>>
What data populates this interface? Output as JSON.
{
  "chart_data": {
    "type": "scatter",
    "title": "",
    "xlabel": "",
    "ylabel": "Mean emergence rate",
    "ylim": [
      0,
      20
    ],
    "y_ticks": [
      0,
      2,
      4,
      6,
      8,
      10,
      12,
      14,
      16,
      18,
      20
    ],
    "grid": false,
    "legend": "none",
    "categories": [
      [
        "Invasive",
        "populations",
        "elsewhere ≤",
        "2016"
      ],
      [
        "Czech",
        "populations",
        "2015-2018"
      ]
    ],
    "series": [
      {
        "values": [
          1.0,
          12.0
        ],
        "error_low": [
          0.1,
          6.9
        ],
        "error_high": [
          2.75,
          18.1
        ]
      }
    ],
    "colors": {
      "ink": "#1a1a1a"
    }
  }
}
<<
• **Work to do**: Write out all the records above again, exactly as they stand.

• **Output for this exercise**:
What data populates this interface? Output as JSON.
{
  "chart_data": {
    "type": "scatter",
    "title": "",
    "xlabel": "",
    "ylabel": "Mean emergence rate",
    "ylim": [
      0,
      20
    ],
    "y_ticks": [
      0,
      2,
      4,
      6,
      8,
      10,
      12,
      14,
      16,
      18,
      20
    ],
    "grid": false,
    "legend": "none",
    "categories": [
      [
        "Invasive",
        "populations",
        "elsewhere ≤",
        "2016"
      ],
      [
        "Czech",
        "populations",
        "2015-2018"
      ]
    ],
    "series": [
      {
        "values": [
          1.0,
          12.0
        ],
        "error_low": [
          0.1,
          6.9
        ],
        "error_high": [
          2.75,
          18.1
        ]
      }
    ],
    "colors": {
      "ink": "#1a1a1a"
    }
  }
}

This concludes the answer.